EXERCISE REQUIREMENTS:
1) Answer these questions about the column on Nass El Ghiwane:
(a) What is the name of the column this piece appears in?
(b) From which neighborhood did the four friends who formed the band come?
(c) What title did Abderrahmane Paco gain, and what does it mean?
2) In the collection entries, revise the stretch from the line containing "line-number: 8 [65, 282, 78, 307]" through the line containing "run-button[interactable]: Run [144, 22, 254, 58]", replacing "share-icon" with "share-glyph" and leaving everything else unchanged. Return only those lines.

Moroccan band Nass El Ghiwane joined with Algerian and American artists at Mawazine Festival (photo: Magharebia/Wikimedia).

The Unending Trials of Finding a Better God

Column
by Majd Shidiac

In this new episode of the column «Sonic Worlding», our writer depicts the Moroccan avant garde band Nass El Ghiwane as straying birds in search of a different life. A poetic sonic fiction.

At the concert, working-class folk rush, but collectively they look stagnant. The pressure of constant friction has put them in progressive stasis, orbiting a light. In the hadra of the Mouath’en, working-class women and working-class men extend their limbs in hopes of catching most of the light. They shuffle, working-class folk in working-class shoes, as the bendir thumps – outwards, and the sintir searches – inwards. The poet transcends in words:

«Oh you, who is hawk trapped in cages,
and you, whose wings spread on the perch.
Oh you, who is a saddlebag that offered its back,
for a thread to be sown.
I have never seen a herd of gazelles whipped into marching,
while the horses freely roam.»

The individual bird flies in intermittent connection with the flock, each living in its own spatial world within the formation. Sometimes interlocking, sometimes drifting, yet at all times, forming and molding the existence of the flock – which in the migration of birds, is God, the omnipresent. Together, they sing to the light, working-class folk with working-class lungs.

«Oh God, my only God. You are most knowing of my state.»

I can’t help but wonder, how is the God of the working-class doing?

«Where are those people of good intention once gathered around you?» L’Arbi Batma sings in his somber, sand-filled voice about the tribulations of parting. Batma along with Omar Sayyed (the Mouath’en), Boujemaa Hgour, and Allaal Y’aala traversed the world both as a disciple and as a dissident, the way a mystic would intermingle the realms of the mundane and the metaphysical. The four friends, who formed Nass El Ghiwane as a byproduct of their theatrical pursuit, were somewhat stray birds, from the working-class neighborhood of Hay Al Mohammedi in post-independence 1960s Casablanca.

«Somewhat» because although they were still in formation, they knew they had already strayed. «In other words, the world of our grandparents was disappearing – or had disappeared already and as much as we thought that we were on our way to something better, we had also lost something enormous.» Sayyed reflects.

«Scattered, Scattered… Oh Arabs, you are scattered» the collective voice echoes as the Mousalli rocks and swings, kneeling at one instance and spinning at the other, sintir wrapped around chest, of which he raises praise to god – Abderrahmane «El Maalem» Paco was one of the last to flock. He gained the title of Maalem «the Master» after he left his everlasting imprint on the group’s musical and spiritual invocations. It was after the cataclysmic passing of the band’s founding father Boujemaa Hgour that his transformational role truly crystallized.

The chorus-line hypothesis explains why the shift in flock formation happens in the form of a wave: an abrupt movement at the head ripples in amplified tides throughout the unending body, altering its shape, at times to obscure and bittered resemblance – onwards. In that instance, Paco and the group had mastered the song of the scattered birds; Paco spoke in the tongue of those who traveled by fate.

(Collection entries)
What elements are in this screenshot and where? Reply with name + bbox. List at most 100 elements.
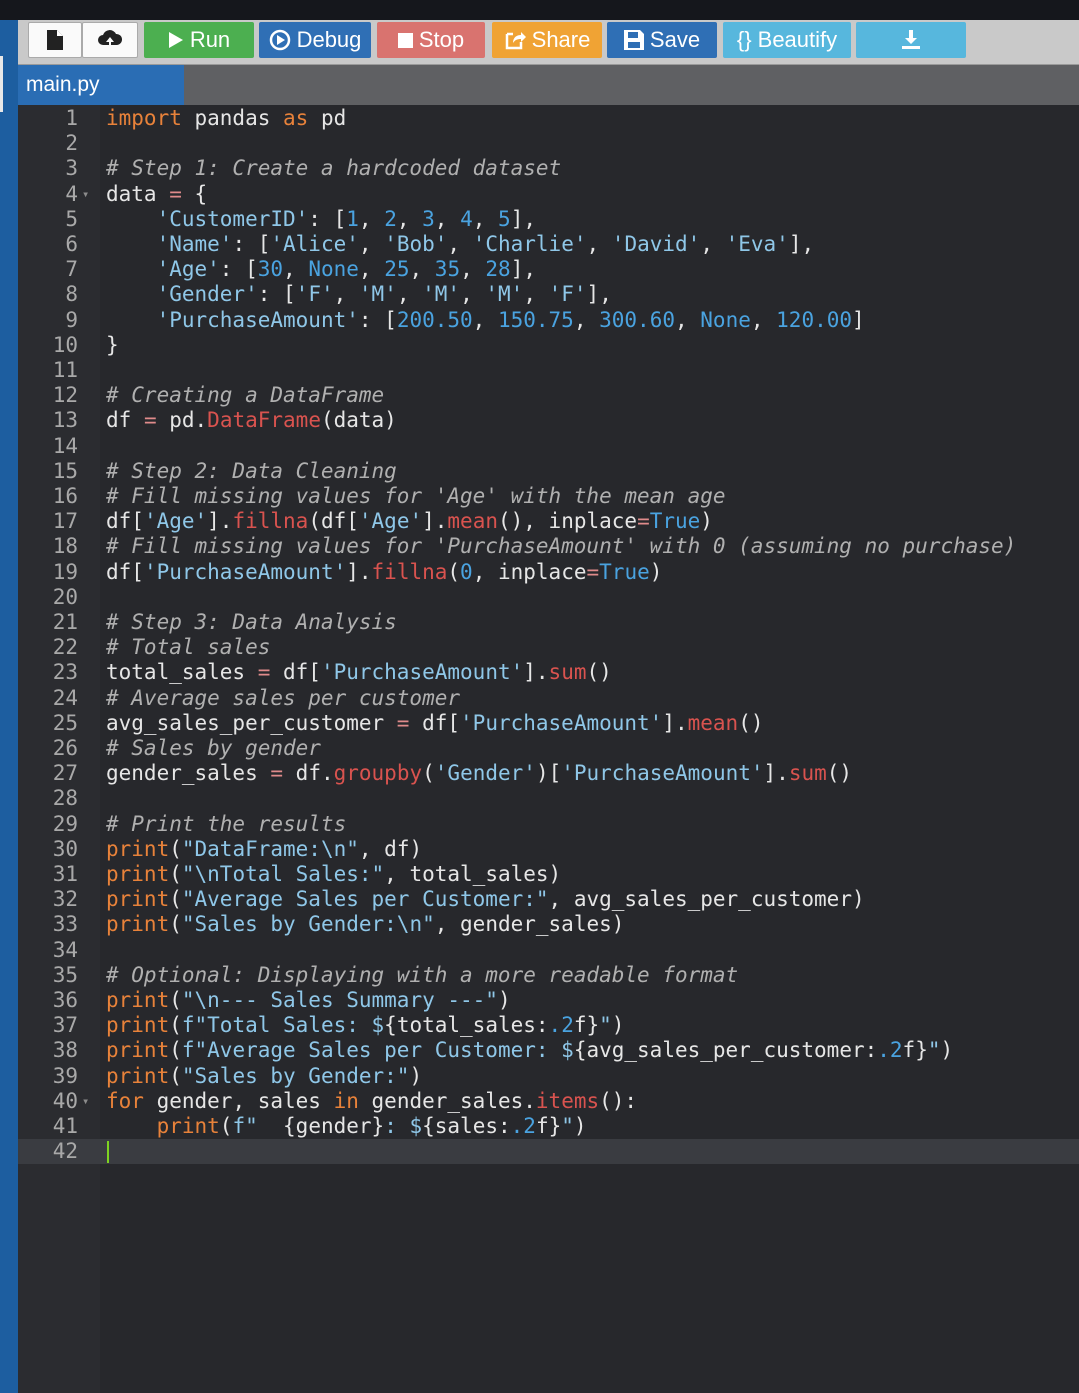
line-number: 8 [65, 282, 78, 307]
code-text: df['PurchaseAmount'].fillna(0, inplace=T… [106, 559, 663, 584]
share-icon [504, 30, 526, 50]
code-line[interactable]: 38 print(f"Average Sales per Customer: ${… [18, 1038, 1079, 1063]
run-button[interactable]: Run [144, 22, 254, 58]
line-number: 21 [52, 610, 78, 634]
save-label: Save [649, 27, 701, 52]
share-button[interactable]: Share [492, 22, 602, 58]
debug-circle-icon [269, 29, 291, 51]
code-line[interactable]: 32 print("Average Sales per Customer:", a… [18, 887, 1079, 912]
code-line[interactable]: 33 print("Sales by Gender:\n", gender_sal… [18, 912, 1079, 937]
code-line[interactable]: 2 [18, 131, 1079, 156]
code-text: # Step 3: Data Analysis [106, 610, 397, 634]
code-text: data = { [106, 181, 208, 206]
code-line[interactable]: 25 avg_sales_per_customer = df['PurchaseA… [18, 711, 1079, 736]
code-line[interactable]: 20 [18, 585, 1079, 610]
code-text: import pandas as pd [106, 106, 347, 130]
code-line[interactable]: 13 df = pd.DataFrame(data) [18, 408, 1079, 433]
beautify-button[interactable]: {} Beautify [723, 22, 851, 58]
code-text: # Creating a DataFrame [106, 383, 385, 408]
fold-toggle-icon[interactable]: ▾ [82, 1089, 89, 1114]
code-line[interactable]: 34 [18, 938, 1079, 963]
line-number: 13 [52, 408, 78, 433]
code-line[interactable]: 1 import pandas as pd [18, 106, 1079, 131]
line-number: 33 [52, 912, 78, 937]
debug-button[interactable]: Debug [259, 22, 371, 58]
code-line[interactable]: 41 print(f" {gender}: ${sales:.2f}") [18, 1114, 1079, 1139]
code-text: print("Sales by Gender:") [106, 1063, 423, 1088]
play-icon [168, 31, 184, 49]
code-line[interactable]: 28 [18, 786, 1079, 811]
code-line[interactable]: 37 print(f"Total Sales: ${total_sales:.2f… [18, 1013, 1079, 1038]
code-line[interactable]: 17 df['Age'].fillna(df['Age'].mean(), inp… [18, 509, 1079, 534]
code-line[interactable]: 16 # Fill missing values for 'Age' with t… [18, 484, 1079, 509]
code-line[interactable]: 24 # Average sales per customer [18, 686, 1079, 711]
code-line[interactable]: 36 print("\n--- Sales Summary ---") [18, 988, 1079, 1013]
line-number: 17 [52, 509, 78, 534]
save-button[interactable]: Save [607, 22, 717, 58]
code-line[interactable]: 21 # Step 3: Data Analysis [18, 610, 1079, 635]
line-number: 9 [65, 307, 78, 332]
line-number: 28 [52, 786, 78, 811]
fold-toggle-icon[interactable]: ▾ [82, 182, 89, 207]
code-line[interactable]: 4 ▾ data = { [18, 182, 1079, 207]
line-number: 6 [65, 232, 78, 256]
code-line[interactable]: 30 print("DataFrame:\n", df) [18, 837, 1079, 862]
code-line[interactable]: 11 [18, 358, 1079, 383]
code-line[interactable]: 35 # Optional: Displaying with a more rea… [18, 963, 1079, 988]
code-text: print("Sales by Gender:\n", gender_sales… [106, 912, 625, 937]
code-text: avg_sales_per_customer = df['PurchaseAmo… [106, 710, 764, 735]
code-line[interactable]: 7 'Age': [30, None, 25, 35, 28], [18, 257, 1079, 282]
save-floppy-icon [623, 30, 644, 50]
code-line[interactable]: 27 gender_sales = df.groupby('Gender')['P… [18, 761, 1079, 786]
code-line[interactable]: 10} [18, 333, 1079, 358]
line-number: 3 [65, 156, 78, 181]
line-number: 22 [52, 635, 78, 660]
code-line[interactable]: 42 [18, 1139, 1079, 1164]
code-line[interactable]: 6 'Name': ['Alice', 'Bob', 'Charlie', 'D… [18, 232, 1079, 257]
line-number: 40 [52, 1088, 78, 1113]
tab-bar: main.py [18, 65, 1079, 105]
code-line[interactable]: 18 # Fill missing values for 'PurchaseAmo… [18, 534, 1079, 559]
code-line[interactable]: 31 print("\nTotal Sales:", total_sales) [18, 862, 1079, 887]
upload-cloud-icon [97, 29, 123, 51]
line-number: 10 [52, 332, 78, 357]
line-number: 26 [52, 736, 78, 760]
code-line[interactable]: 14 [18, 434, 1079, 459]
stop-button[interactable]: Stop [377, 22, 485, 58]
code-text: 'Gender': ['F', 'M', 'M', 'M', 'F'], [156, 282, 612, 307]
code-line[interactable]: 29 # Print the results [18, 812, 1079, 837]
code-text: print("Average Sales per Customer:", avg… [106, 887, 865, 912]
code-line[interactable]: 5 'CustomerID': [1, 2, 3, 4, 5], [18, 207, 1079, 232]
code-line[interactable]: 26 # Sales by gender [18, 736, 1079, 761]
line-number: 19 [52, 559, 78, 584]
line-number: 39 [52, 1063, 78, 1088]
share-label: Share [531, 27, 591, 52]
sidebar-indicator [0, 56, 3, 112]
code-line[interactable]: 19 df['PurchaseAmount'].fillna(0, inplace… [18, 560, 1079, 585]
code-line[interactable]: 40 ▾ for gender, sales in gender_sales.ite… [18, 1089, 1079, 1114]
code-text: # Optional: Displaying with a more reada… [106, 962, 739, 987]
code-text: total_sales = df['PurchaseAmount'].sum() [106, 660, 612, 685]
line-number: 1 [65, 106, 78, 130]
code-line[interactable]: 9 'PurchaseAmount': [200.50, 150.75, 300… [18, 308, 1079, 333]
line-number: 32 [52, 887, 78, 912]
code-text: 'Name': ['Alice', 'Bob', 'Charlie', 'Dav… [156, 232, 815, 256]
code-text: # Print the results [106, 811, 347, 836]
code-line[interactable]: 3 # Step 1: Create a hardcoded dataset [18, 156, 1079, 181]
line-number: 38 [52, 1038, 78, 1063]
line-number: 20 [52, 584, 78, 609]
code-line[interactable]: 23 total_sales = df['PurchaseAmount'].sum… [18, 660, 1079, 685]
code-line[interactable]: 12 # Creating a DataFrame [18, 383, 1079, 408]
new-file-button[interactable] [28, 22, 82, 58]
line-number: 2 [65, 131, 78, 156]
line-number: 11 [52, 358, 78, 382]
tab-main-py[interactable]: main.py [18, 65, 184, 105]
code-text: 'CustomerID': [1, 2, 3, 4, 5], [156, 206, 536, 231]
upload-button[interactable] [82, 22, 138, 58]
download-button[interactable] [856, 22, 966, 58]
line-number: 42 [52, 1139, 78, 1164]
code-line[interactable]: 8 'Gender': ['F', 'M', 'M', 'M', 'F'], [18, 282, 1079, 307]
code-line[interactable]: 22 # Total sales [18, 635, 1079, 660]
code-line[interactable]: 15 # Step 2: Data Cleaning [18, 459, 1079, 484]
code-line[interactable]: 39 print("Sales by Gender:") [18, 1064, 1079, 1089]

SOLUTIONS:
1)
(a) «Sonic Worlding»
(b) Hay Al Mohammedi, in Casablanca
(c) Maalem, meaning «the Master»

2)
line-number: 8 [65, 282, 78, 307]
code-text: df['PurchaseAmount'].fillna(0, inplace=T… [106, 559, 663, 584]
share-glyph [504, 30, 526, 50]
code-line[interactable]: 38 print(f"Average Sales per Customer: ${… [18, 1038, 1079, 1063]
run-button[interactable]: Run [144, 22, 254, 58]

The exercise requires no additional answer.